* **Directions**: Each line below should be retyped exactly, with no pictures.

(Stored items)
━━━━━━━━━━━━━━━━━━━━━━━━━━━━━━
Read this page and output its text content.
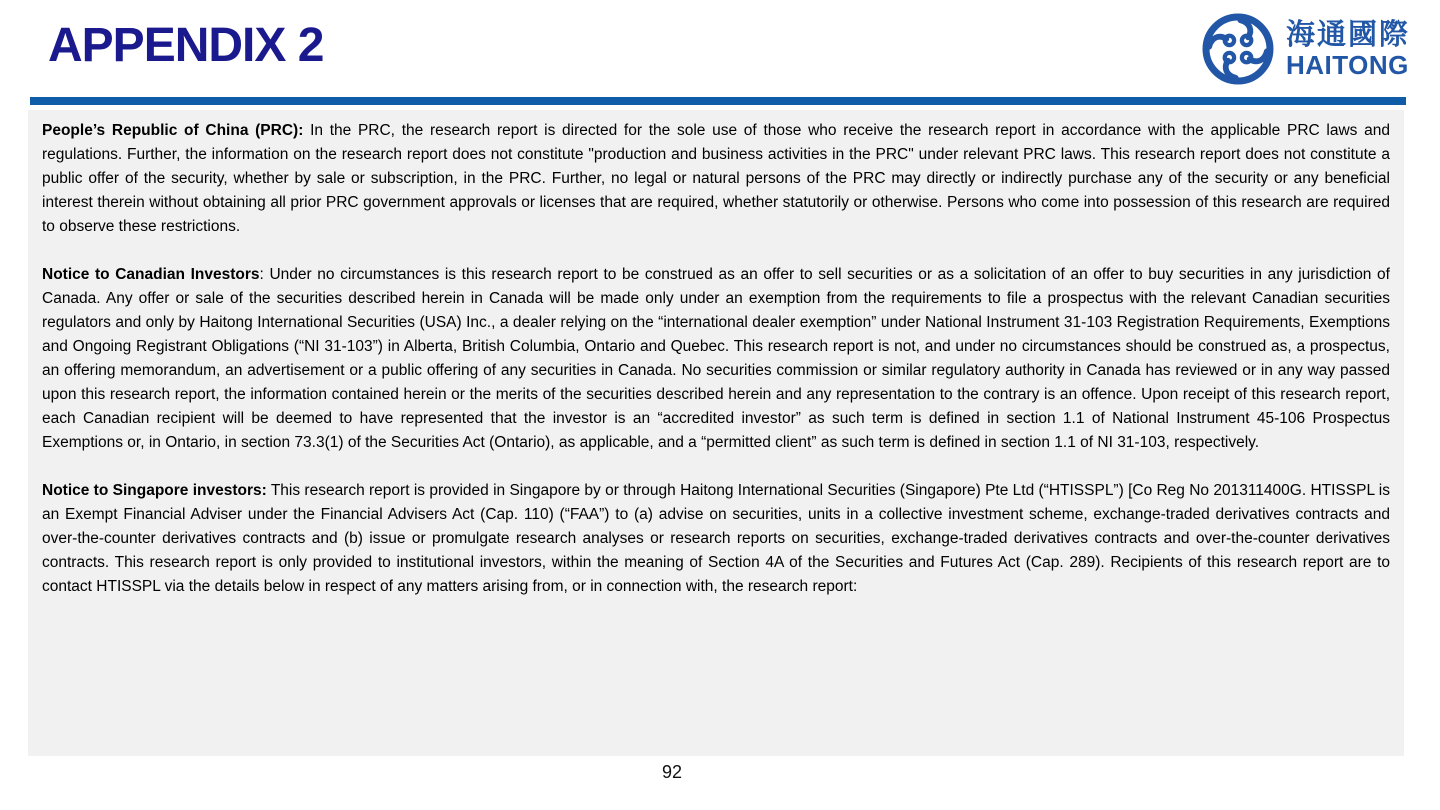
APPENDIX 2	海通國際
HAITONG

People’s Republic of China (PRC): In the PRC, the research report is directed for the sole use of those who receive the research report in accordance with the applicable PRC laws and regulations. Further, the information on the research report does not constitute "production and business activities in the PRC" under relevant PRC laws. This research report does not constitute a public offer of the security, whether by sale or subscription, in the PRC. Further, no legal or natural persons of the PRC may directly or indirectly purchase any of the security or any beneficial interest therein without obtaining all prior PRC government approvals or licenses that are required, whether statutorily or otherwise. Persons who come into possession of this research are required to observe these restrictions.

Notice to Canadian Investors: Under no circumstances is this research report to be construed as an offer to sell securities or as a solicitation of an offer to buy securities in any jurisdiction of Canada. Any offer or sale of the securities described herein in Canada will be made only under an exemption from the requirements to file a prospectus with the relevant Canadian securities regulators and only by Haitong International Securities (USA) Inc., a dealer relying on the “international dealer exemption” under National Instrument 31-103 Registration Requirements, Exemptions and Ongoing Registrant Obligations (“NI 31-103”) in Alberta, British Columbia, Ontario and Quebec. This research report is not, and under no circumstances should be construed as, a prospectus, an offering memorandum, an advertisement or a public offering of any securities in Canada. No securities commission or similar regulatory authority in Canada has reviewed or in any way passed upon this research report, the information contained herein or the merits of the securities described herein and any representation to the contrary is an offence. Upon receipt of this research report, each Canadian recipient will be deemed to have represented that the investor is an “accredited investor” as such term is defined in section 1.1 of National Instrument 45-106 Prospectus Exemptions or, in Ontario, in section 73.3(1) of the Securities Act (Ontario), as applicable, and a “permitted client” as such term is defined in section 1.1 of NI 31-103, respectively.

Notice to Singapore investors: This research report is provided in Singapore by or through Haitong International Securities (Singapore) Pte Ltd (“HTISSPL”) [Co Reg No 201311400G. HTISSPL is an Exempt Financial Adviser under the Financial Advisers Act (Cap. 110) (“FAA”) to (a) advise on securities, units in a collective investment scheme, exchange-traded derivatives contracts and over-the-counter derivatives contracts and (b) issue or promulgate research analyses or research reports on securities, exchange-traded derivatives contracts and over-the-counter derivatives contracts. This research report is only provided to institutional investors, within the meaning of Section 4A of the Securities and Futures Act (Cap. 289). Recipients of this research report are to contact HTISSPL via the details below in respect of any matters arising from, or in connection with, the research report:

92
━━━━━━━━━━━━━━━━━━━━━━━━━━━━━━
* **Expected answer**:
Read this page and output its text content.
APPENDIX 2	海通國際
HAITONG

People’s Republic of China (PRC): In the PRC, the research report is directed for the sole use of those who receive the research report in accordance with the applicable PRC laws and regulations. Further, the information on the research report does not constitute "production and business activities in the PRC" under relevant PRC laws. This research report does not constitute a public offer of the security, whether by sale or subscription, in the PRC. Further, no legal or natural persons of the PRC may directly or indirectly purchase any of the security or any beneficial interest therein without obtaining all prior PRC government approvals or licenses that are required, whether statutorily or otherwise. Persons who come into possession of this research are required to observe these restrictions.

Notice to Canadian Investors: Under no circumstances is this research report to be construed as an offer to sell securities or as a solicitation of an offer to buy securities in any jurisdiction of Canada. Any offer or sale of the securities described herein in Canada will be made only under an exemption from the requirements to file a prospectus with the relevant Canadian securities regulators and only by Haitong International Securities (USA) Inc., a dealer relying on the “international dealer exemption” under National Instrument 31-103 Registration Requirements, Exemptions and Ongoing Registrant Obligations (“NI 31-103”) in Alberta, British Columbia, Ontario and Quebec. This research report is not, and under no circumstances should be construed as, a prospectus, an offering memorandum, an advertisement or a public offering of any securities in Canada. No securities commission or similar regulatory authority in Canada has reviewed or in any way passed upon this research report, the information contained herein or the merits of the securities described herein and any representation to the contrary is an offence. Upon receipt of this research report, each Canadian recipient will be deemed to have represented that the investor is an “accredited investor” as such term is defined in section 1.1 of National Instrument 45-106 Prospectus Exemptions or, in Ontario, in section 73.3(1) of the Securities Act (Ontario), as applicable, and a “permitted client” as such term is defined in section 1.1 of NI 31-103, respectively.

Notice to Singapore investors: This research report is provided in Singapore by or through Haitong International Securities (Singapore) Pte Ltd (“HTISSPL”) [Co Reg No 201311400G. HTISSPL is an Exempt Financial Adviser under the Financial Advisers Act (Cap. 110) (“FAA”) to (a) advise on securities, units in a collective investment scheme, exchange-traded derivatives contracts and over-the-counter derivatives contracts and (b) issue or promulgate research analyses or research reports on securities, exchange-traded derivatives contracts and over-the-counter derivatives contracts. This research report is only provided to institutional investors, within the meaning of Section 4A of the Securities and Futures Act (Cap. 289). Recipients of this research report are to contact HTISSPL via the details below in respect of any matters arising from, or in connection with, the research report:

92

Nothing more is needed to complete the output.